● Request:
Copy every line of the listing exactly.

● Excerpted records:
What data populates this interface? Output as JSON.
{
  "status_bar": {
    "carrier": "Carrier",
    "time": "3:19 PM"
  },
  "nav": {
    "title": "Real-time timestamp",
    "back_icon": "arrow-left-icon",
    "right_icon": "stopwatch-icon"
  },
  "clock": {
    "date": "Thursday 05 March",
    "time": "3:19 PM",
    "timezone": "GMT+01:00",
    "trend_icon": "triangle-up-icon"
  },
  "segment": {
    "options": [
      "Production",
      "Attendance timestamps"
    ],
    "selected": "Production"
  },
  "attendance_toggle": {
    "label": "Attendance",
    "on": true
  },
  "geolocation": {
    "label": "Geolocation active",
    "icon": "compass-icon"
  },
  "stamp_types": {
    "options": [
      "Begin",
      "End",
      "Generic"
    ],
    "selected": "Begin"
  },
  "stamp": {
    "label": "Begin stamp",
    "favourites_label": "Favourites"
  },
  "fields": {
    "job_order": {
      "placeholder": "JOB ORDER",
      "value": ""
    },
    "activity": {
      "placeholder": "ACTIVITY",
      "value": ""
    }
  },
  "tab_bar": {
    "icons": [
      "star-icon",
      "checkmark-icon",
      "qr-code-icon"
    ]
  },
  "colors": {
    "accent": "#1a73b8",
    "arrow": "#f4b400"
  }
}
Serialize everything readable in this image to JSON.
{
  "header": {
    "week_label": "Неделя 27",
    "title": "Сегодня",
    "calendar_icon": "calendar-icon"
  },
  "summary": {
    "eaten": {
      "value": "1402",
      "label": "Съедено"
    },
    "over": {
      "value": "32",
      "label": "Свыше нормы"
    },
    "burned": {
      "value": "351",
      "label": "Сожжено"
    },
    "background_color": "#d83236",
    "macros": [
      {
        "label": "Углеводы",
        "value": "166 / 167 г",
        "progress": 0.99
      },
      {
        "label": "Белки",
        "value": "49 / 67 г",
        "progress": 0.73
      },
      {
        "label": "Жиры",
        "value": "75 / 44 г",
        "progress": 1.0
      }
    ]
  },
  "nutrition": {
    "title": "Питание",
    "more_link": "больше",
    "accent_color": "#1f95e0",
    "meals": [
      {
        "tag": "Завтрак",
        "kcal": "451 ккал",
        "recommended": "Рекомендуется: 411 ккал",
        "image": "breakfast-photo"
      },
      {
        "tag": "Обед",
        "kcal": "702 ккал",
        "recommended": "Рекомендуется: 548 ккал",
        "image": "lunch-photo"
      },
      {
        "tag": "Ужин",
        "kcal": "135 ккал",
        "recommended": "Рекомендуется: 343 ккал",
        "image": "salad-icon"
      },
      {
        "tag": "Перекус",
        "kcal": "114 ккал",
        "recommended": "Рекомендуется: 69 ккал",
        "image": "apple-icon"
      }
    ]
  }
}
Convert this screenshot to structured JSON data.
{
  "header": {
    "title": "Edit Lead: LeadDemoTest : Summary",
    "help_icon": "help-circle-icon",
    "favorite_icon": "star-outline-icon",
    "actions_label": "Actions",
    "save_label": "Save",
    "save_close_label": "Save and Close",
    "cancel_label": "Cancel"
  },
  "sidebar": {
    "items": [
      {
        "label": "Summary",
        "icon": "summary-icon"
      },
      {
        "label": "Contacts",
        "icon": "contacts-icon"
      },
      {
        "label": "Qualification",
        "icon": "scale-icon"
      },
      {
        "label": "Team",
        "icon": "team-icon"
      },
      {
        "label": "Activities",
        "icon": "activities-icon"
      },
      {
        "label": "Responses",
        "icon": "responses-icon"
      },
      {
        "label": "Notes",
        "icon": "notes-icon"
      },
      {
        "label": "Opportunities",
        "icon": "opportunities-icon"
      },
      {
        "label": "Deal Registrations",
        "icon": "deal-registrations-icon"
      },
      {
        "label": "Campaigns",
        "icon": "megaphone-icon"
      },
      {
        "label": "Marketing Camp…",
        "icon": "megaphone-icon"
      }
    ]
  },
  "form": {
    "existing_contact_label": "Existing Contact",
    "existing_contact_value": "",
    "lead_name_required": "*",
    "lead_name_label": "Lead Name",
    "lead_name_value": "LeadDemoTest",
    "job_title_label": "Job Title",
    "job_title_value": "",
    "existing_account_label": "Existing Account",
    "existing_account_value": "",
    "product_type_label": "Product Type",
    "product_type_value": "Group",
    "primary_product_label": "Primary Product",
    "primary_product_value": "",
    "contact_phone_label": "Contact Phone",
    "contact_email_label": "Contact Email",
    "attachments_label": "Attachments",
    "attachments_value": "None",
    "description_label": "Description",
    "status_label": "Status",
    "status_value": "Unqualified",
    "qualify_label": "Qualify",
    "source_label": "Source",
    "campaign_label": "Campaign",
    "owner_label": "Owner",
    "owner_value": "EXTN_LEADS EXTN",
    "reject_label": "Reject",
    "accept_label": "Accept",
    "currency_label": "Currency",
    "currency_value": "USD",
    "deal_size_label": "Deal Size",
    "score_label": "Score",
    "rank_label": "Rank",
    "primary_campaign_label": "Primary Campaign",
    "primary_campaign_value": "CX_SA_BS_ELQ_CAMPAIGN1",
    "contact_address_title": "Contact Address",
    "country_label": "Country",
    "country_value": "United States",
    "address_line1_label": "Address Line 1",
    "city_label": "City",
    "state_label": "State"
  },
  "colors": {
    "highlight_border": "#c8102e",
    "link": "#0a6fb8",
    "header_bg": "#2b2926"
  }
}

● Exercise answer:
What data populates this interface? Output as JSON.
{
  "status_bar": {
    "carrier": "Carrier",
    "time": "3:19 PM"
  },
  "nav": {
    "title": "Real-time timestamp",
    "back_icon": "arrow-left-icon",
    "right_icon": "stopwatch-icon"
  },
  "clock": {
    "date": "Thursday 05 March",
    "time": "3:19 PM",
    "timezone": "GMT+01:00",
    "trend_icon": "triangle-up-icon"
  },
  "segment": {
    "options": [
      "Production",
      "Attendance timestamps"
    ],
    "selected": "Production"
  },
  "attendance_toggle": {
    "label": "Attendance",
    "on": true
  },
  "geolocation": {
    "label": "Geolocation active",
    "icon": "compass-icon"
  },
  "stamp_types": {
    "options": [
      "Begin",
      "End",
      "Generic"
    ],
    "selected": "Begin"
  },
  "stamp": {
    "label": "Begin stamp",
    "favourites_label": "Favourites"
  },
  "fields": {
    "job_order": {
      "placeholder": "JOB ORDER",
      "value": ""
    },
    "activity": {
      "placeholder": "ACTIVITY",
      "value": ""
    }
  },
  "tab_bar": {
    "icons": [
      "star-icon",
      "checkmark-icon",
      "qr-code-icon"
    ]
  },
  "colors": {
    "accent": "#1a73b8",
    "arrow": "#f4b400"
  }
}
Serialize everything readable in this image to JSON.
{
  "header": {
    "week_label": "Неделя 27",
    "title": "Сегодня",
    "calendar_icon": "calendar-icon"
  },
  "summary": {
    "eaten": {
      "value": "1402",
      "label": "Съедено"
    },
    "over": {
      "value": "32",
      "label": "Свыше нормы"
    },
    "burned": {
      "value": "351",
      "label": "Сожжено"
    },
    "background_color": "#d83236",
    "macros": [
      {
        "label": "Углеводы",
        "value": "166 / 167 г",
        "progress": 0.99
      },
      {
        "label": "Белки",
        "value": "49 / 67 г",
        "progress": 0.73
      },
      {
        "label": "Жиры",
        "value": "75 / 44 г",
        "progress": 1.0
      }
    ]
  },
  "nutrition": {
    "title": "Питание",
    "more_link": "больше",
    "accent_color": "#1f95e0",
    "meals": [
      {
        "tag": "Завтрак",
        "kcal": "451 ккал",
        "recommended": "Рекомендуется: 411 ккал",
        "image": "breakfast-photo"
      },
      {
        "tag": "Обед",
        "kcal": "702 ккал",
        "recommended": "Рекомендуется: 548 ккал",
        "image": "lunch-photo"
      },
      {
        "tag": "Ужин",
        "kcal": "135 ккал",
        "recommended": "Рекомендуется: 343 ккал",
        "image": "salad-icon"
      },
      {
        "tag": "Перекус",
        "kcal": "114 ккал",
        "recommended": "Рекомендуется: 69 ккал",
        "image": "apple-icon"
      }
    ]
  }
}
Convert this screenshot to structured JSON data.
{
  "header": {
    "title": "Edit Lead: LeadDemoTest : Summary",
    "help_icon": "help-circle-icon",
    "favorite_icon": "star-outline-icon",
    "actions_label": "Actions",
    "save_label": "Save",
    "save_close_label": "Save and Close",
    "cancel_label": "Cancel"
  },
  "sidebar": {
    "items": [
      {
        "label": "Summary",
        "icon": "summary-icon"
      },
      {
        "label": "Contacts",
        "icon": "contacts-icon"
      },
      {
        "label": "Qualification",
        "icon": "scale-icon"
      },
      {
        "label": "Team",
        "icon": "team-icon"
      },
      {
        "label": "Activities",
        "icon": "activities-icon"
      },
      {
        "label": "Responses",
        "icon": "responses-icon"
      },
      {
        "label": "Notes",
        "icon": "notes-icon"
      },
      {
        "label": "Opportunities",
        "icon": "opportunities-icon"
      },
      {
        "label": "Deal Registrations",
        "icon": "deal-registrations-icon"
      },
      {
        "label": "Campaigns",
        "icon": "megaphone-icon"
      },
      {
        "label": "Marketing Camp…",
        "icon": "megaphone-icon"
      }
    ]
  },
  "form": {
    "existing_contact_label": "Existing Contact",
    "existing_contact_value": "",
    "lead_name_required": "*",
    "lead_name_label": "Lead Name",
    "lead_name_value": "LeadDemoTest",
    "job_title_label": "Job Title",
    "job_title_value": "",
    "existing_account_label": "Existing Account",
    "existing_account_value": "",
    "product_type_label": "Product Type",
    "product_type_value": "Group",
    "primary_product_label": "Primary Product",
    "primary_product_value": "",
    "contact_phone_label": "Contact Phone",
    "contact_email_label": "Contact Email",
    "attachments_label": "Attachments",
    "attachments_value": "None",
    "description_label": "Description",
    "status_label": "Status",
    "status_value": "Unqualified",
    "qualify_label": "Qualify",
    "source_label": "Source",
    "campaign_label": "Campaign",
    "owner_label": "Owner",
    "owner_value": "EXTN_LEADS EXTN",
    "reject_label": "Reject",
    "accept_label": "Accept",
    "currency_label": "Currency",
    "currency_value": "USD",
    "deal_size_label": "Deal Size",
    "score_label": "Score",
    "rank_label": "Rank",
    "primary_campaign_label": "Primary Campaign",
    "primary_campaign_value": "CX_SA_BS_ELQ_CAMPAIGN1",
    "contact_address_title": "Contact Address",
    "country_label": "Country",
    "country_value": "United States",
    "address_line1_label": "Address Line 1",
    "city_label": "City",
    "state_label": "State"
  },
  "colors": {
    "highlight_border": "#c8102e",
    "link": "#0a6fb8",
    "header_bg": "#2b2926"
  }
}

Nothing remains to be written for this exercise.